▶ [Task goal]: Take every line where the string "conditions" appears and copy it.
** START OF Entries **
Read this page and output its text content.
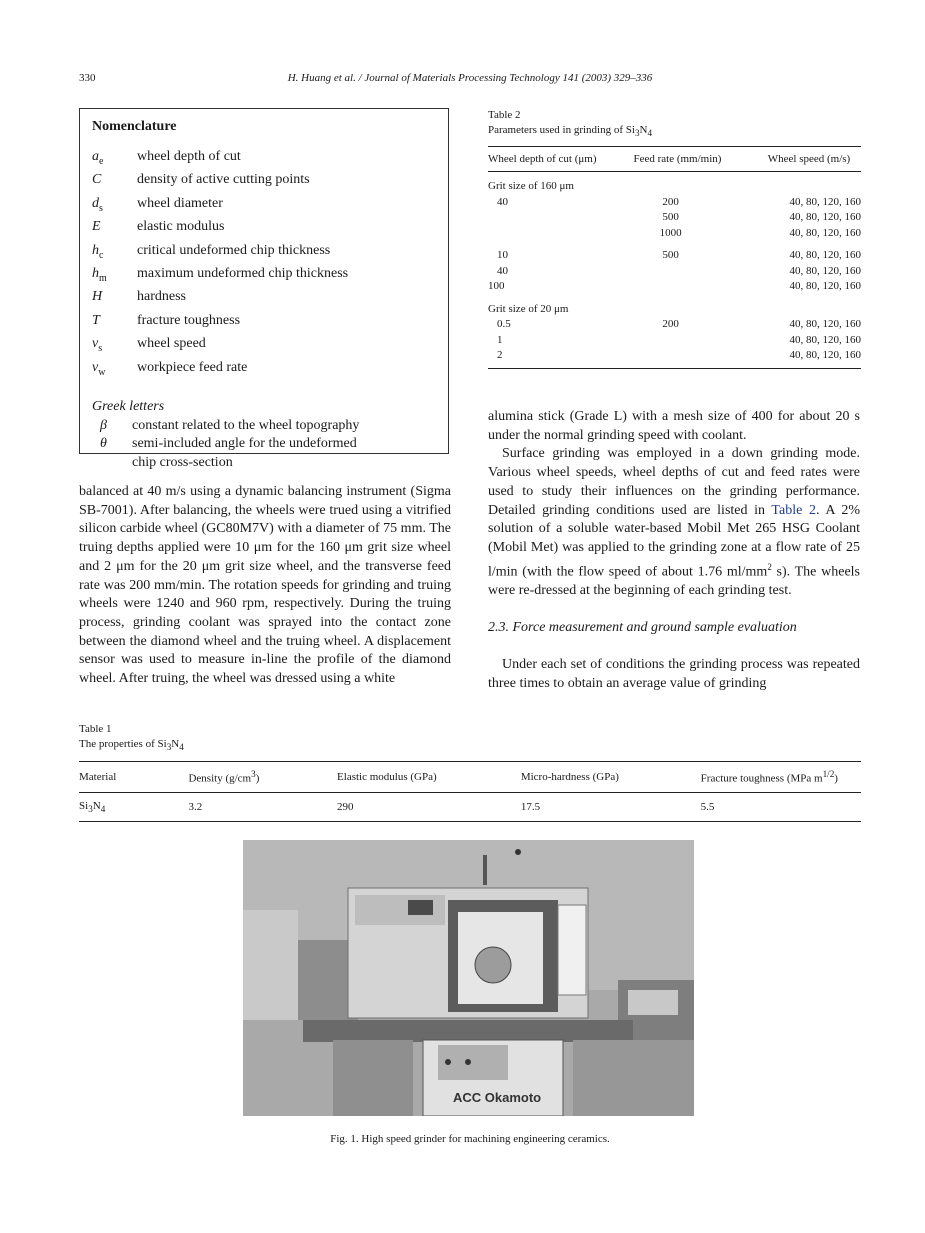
330	H. Huang et al. / Journal of Materials Processing Technology 141 (2003) 329–336
Nomenclature
$a_e$	wheel depth of cut
C	density of active cutting points
$d_s$	wheel diameter
E	elastic modulus
$h_c$	critical undeformed chip thickness
$h_m$	maximum undeformed chip thickness
H	hardness
T	fracture toughness
$v_s$	wheel speed
$v_w$	workpiece feed rate
Greek letters
β	constant related to the wheel topography
θ	semi-included angle for the undeformed
chip cross-section

balanced at 40 m/s using a dynamic balancing instrument (Sigma SB-7001). After balancing, the wheels were trued using a vitrified silicon carbide wheel (GC80M7V) with a diameter of 75 mm. The truing depths applied were 10 μm for the 160 μm grit size wheel and 2 μm for the 20 μm grit size wheel, and the transverse feed rate was 200 mm/min. The rotation speeds for grinding and truing wheels were 1240 and 960 rpm, respectively. During the truing process, grinding coolant was sprayed into the contact zone between the diamond wheel and the truing wheel. A displacement sensor was used to measure in-line the profile of the diamond wheel. After truing, the wheel was dressed using a white

Table 2
Parameters used in grinding of $Si_3N_4$
Wheel depth of cut (μm)	Feed rate (mm/min)	Wheel speed (m/s)
Grit size of 160 μm		
40	200	40, 80, 120, 160
	500	40, 80, 120, 160
	1000	40, 80, 120, 160
10	500	40, 80, 120, 160
40		40, 80, 120, 160
100		40, 80, 120, 160
Grit size of 20 μm		
0.5	200	40, 80, 120, 160
1		40, 80, 120, 160
2		40, 80, 120, 160

alumina stick (Grade L) with a mesh size of 400 for about 20 s under the normal grinding speed with coolant.

Surface grinding was employed in a down grinding mode. Various wheel speeds, wheel depths of cut and feed rates were used to study their influences on the grinding performance. Detailed grinding conditions used are listed in Table 2. A 2% solution of a soluble water-based Mobil Met 265 HSG Coolant (Mobil Met) was applied to the grinding zone at a flow rate of 25 l/min (with the flow speed of about 1.76 $ml/mm^2$ s). The wheels were re-dressed at the beginning of each grinding test.

2.3. Force measurement and ground sample evaluation

Under each set of conditions the grinding process was repeated three times to obtain an average value of grinding

Table 1
The properties of $Si_3N_4$
Material	Density $(g/cm^3)$	Elastic modulus (GPa)	Micro-hardness (GPa)	Fracture toughness (MPa $m^{1/2}$)
$Si_3N_4$	3.2	290	17.5	5.5
ACC Okamoto
Fig. 1. High speed grinder for machining engineering ceramics.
** END OF Entries **
▶ [Answer to the exercise]:
Surface grinding was employed in a down grinding mode. Various wheel speeds, wheel depths of cut and feed rates were used to study their influences on the grinding performance. Detailed grinding conditions used are listed in Table 2. A 2% solution of a soluble water-based Mobil Met 265 HSG Coolant (Mobil Met) was applied to the grinding zone at a flow rate of 25 l/min (with the flow speed of about 1.76 $ml/mm^2$ s). The wheels were re-dressed at the beginning of each grinding test.
Under each set of conditions the grinding process was repeated three times to obtain an average value of grinding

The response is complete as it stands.